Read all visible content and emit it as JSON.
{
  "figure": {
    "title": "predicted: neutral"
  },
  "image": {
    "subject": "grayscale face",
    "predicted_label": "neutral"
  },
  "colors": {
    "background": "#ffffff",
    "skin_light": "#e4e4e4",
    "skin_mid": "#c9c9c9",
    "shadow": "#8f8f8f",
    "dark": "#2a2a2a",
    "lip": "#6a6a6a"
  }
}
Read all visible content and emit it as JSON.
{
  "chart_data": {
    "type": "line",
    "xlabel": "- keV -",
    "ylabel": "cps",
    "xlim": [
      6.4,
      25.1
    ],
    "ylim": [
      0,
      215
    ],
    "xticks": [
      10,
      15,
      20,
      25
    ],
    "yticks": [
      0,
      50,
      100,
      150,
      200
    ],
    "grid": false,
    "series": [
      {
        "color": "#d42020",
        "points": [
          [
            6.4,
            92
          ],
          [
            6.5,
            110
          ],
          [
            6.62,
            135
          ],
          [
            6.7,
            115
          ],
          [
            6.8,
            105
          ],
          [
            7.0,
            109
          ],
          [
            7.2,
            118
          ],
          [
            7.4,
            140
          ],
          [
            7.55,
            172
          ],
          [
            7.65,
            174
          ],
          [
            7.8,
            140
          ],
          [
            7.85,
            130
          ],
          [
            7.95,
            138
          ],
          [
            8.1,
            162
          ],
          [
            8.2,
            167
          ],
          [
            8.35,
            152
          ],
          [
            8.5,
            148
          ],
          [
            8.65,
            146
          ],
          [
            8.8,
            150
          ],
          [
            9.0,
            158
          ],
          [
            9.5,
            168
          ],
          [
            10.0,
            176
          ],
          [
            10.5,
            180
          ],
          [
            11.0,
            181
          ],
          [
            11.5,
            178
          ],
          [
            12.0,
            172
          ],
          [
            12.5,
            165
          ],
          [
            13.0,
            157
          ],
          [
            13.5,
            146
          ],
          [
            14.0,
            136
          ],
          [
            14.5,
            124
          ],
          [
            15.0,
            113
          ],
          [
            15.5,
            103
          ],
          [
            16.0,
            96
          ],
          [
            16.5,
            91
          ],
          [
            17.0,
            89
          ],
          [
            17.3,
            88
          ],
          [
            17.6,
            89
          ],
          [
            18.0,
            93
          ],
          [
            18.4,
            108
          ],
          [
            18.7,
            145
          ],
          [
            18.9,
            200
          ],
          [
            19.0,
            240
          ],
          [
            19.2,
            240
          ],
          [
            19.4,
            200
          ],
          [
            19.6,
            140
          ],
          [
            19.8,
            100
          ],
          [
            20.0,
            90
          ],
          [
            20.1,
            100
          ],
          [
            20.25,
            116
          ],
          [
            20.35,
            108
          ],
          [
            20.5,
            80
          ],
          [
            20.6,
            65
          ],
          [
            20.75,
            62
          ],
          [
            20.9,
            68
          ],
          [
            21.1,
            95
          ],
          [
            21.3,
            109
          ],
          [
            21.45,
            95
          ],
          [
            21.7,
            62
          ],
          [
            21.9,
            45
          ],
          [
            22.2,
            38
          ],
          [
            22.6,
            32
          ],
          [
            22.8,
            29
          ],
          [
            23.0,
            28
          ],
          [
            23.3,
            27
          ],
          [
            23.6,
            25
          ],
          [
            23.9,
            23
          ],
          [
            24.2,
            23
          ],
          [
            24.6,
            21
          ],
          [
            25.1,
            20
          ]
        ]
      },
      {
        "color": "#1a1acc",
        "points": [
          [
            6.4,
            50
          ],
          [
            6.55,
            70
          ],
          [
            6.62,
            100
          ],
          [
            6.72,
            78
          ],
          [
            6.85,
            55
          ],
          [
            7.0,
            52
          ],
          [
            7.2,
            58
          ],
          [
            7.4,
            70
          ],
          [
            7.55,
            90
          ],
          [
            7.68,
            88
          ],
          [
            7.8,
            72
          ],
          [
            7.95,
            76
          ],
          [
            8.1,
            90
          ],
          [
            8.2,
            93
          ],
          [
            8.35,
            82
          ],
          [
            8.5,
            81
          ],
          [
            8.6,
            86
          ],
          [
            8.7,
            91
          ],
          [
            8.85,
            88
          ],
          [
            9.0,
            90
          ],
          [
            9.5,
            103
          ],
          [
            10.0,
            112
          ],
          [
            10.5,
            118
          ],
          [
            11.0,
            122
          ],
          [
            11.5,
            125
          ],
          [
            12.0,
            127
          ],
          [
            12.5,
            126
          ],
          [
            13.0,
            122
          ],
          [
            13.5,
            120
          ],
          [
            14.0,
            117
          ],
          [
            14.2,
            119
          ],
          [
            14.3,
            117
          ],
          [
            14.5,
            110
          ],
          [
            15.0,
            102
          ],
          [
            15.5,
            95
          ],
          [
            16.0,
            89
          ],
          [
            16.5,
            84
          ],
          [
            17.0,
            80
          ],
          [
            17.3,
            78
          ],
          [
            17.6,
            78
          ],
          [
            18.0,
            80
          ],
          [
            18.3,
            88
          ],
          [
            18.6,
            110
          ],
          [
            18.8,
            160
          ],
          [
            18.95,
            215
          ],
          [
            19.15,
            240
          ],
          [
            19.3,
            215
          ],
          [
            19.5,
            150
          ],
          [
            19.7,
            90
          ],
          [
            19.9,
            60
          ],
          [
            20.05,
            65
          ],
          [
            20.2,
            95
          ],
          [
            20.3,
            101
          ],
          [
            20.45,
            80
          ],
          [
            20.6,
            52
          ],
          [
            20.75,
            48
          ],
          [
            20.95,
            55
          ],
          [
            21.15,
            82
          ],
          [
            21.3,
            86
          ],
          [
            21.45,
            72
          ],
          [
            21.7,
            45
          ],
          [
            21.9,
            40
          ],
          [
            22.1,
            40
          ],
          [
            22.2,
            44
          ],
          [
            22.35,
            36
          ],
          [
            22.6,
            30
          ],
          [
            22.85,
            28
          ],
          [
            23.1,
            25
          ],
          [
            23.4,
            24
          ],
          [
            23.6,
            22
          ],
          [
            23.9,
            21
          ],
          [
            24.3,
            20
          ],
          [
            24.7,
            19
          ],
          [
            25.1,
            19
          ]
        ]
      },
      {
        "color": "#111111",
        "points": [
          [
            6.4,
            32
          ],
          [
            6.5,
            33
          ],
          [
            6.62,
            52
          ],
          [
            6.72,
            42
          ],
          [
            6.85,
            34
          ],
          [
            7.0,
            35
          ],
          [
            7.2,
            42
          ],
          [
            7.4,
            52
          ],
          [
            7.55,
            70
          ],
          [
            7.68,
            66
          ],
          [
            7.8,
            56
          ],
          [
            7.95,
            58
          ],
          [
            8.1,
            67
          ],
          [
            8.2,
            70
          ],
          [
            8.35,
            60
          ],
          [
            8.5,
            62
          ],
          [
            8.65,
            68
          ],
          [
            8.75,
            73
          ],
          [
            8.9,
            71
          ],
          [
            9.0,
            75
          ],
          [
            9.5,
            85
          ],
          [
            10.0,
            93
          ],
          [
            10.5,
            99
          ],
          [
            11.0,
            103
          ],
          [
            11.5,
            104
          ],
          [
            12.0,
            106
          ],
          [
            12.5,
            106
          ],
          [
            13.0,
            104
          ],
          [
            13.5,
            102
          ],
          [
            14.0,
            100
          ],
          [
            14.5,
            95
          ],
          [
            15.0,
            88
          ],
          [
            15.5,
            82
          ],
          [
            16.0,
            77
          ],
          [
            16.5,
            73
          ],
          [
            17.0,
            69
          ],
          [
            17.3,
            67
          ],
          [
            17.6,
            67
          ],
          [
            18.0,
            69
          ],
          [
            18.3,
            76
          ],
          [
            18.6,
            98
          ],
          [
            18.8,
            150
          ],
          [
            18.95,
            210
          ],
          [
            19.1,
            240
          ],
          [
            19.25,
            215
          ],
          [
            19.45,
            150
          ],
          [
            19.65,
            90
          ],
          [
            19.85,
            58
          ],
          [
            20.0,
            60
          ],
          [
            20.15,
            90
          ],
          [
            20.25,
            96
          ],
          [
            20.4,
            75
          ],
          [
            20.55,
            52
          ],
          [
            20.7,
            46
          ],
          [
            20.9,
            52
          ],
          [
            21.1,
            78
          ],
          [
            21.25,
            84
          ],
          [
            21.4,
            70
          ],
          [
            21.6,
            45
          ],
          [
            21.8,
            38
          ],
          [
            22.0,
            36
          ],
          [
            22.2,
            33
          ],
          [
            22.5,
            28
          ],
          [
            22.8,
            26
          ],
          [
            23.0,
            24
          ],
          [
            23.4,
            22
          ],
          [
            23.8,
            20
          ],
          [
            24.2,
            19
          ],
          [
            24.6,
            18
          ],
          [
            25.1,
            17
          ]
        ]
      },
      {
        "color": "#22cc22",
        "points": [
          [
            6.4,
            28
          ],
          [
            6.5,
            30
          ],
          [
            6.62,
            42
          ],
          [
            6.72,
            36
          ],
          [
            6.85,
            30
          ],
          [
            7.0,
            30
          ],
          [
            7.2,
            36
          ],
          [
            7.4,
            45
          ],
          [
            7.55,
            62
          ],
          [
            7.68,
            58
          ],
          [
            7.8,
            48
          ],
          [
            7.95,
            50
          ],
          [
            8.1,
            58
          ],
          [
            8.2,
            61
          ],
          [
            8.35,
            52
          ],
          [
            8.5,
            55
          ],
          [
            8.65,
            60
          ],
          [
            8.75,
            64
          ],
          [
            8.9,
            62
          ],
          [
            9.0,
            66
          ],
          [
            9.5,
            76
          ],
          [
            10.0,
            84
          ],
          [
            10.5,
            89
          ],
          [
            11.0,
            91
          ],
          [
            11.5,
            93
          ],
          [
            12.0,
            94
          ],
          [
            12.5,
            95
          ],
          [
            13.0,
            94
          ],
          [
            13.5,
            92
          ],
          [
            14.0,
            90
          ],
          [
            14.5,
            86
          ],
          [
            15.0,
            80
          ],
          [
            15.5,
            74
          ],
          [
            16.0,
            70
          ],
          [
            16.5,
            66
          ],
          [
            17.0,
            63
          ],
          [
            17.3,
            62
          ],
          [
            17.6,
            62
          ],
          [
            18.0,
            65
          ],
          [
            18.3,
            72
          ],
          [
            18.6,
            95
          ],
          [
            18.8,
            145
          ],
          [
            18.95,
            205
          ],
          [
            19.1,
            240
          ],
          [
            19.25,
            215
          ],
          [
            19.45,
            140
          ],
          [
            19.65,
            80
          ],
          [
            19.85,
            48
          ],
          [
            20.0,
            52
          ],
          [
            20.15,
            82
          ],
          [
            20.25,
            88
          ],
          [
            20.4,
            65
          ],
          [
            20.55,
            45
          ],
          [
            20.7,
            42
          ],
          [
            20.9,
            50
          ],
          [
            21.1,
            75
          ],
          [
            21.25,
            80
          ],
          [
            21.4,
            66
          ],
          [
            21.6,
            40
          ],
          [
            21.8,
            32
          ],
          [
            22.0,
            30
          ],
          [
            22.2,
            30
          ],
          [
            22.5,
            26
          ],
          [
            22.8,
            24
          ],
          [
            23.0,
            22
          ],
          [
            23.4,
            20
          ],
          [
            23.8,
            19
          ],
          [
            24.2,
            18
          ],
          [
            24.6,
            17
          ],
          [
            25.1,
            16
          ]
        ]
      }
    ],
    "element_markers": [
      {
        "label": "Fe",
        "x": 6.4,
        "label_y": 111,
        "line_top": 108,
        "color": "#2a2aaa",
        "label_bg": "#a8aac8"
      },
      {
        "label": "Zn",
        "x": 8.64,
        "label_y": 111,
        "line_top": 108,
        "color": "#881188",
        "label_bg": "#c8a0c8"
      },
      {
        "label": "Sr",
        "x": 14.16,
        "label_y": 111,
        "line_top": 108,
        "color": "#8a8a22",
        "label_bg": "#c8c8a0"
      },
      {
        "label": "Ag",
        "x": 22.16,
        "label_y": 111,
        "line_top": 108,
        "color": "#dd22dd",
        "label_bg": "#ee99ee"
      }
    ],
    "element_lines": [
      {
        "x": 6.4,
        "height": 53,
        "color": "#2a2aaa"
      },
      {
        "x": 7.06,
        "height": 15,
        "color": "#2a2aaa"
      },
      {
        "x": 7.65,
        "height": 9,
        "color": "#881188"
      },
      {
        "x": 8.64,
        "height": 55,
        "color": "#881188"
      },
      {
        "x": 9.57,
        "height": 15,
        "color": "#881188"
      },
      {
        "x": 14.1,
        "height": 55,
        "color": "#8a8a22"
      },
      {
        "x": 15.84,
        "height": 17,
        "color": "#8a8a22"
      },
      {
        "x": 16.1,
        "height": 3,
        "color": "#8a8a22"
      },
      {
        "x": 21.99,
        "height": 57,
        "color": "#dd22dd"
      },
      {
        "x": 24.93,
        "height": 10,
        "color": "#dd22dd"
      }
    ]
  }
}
══════════
WHAT IS NEEDED -
Leave out every line without the string "neutral" and copy the rest.

IN RESPONSE -
    "title": "predicted: neutral"
    "predicted_label": "neutral"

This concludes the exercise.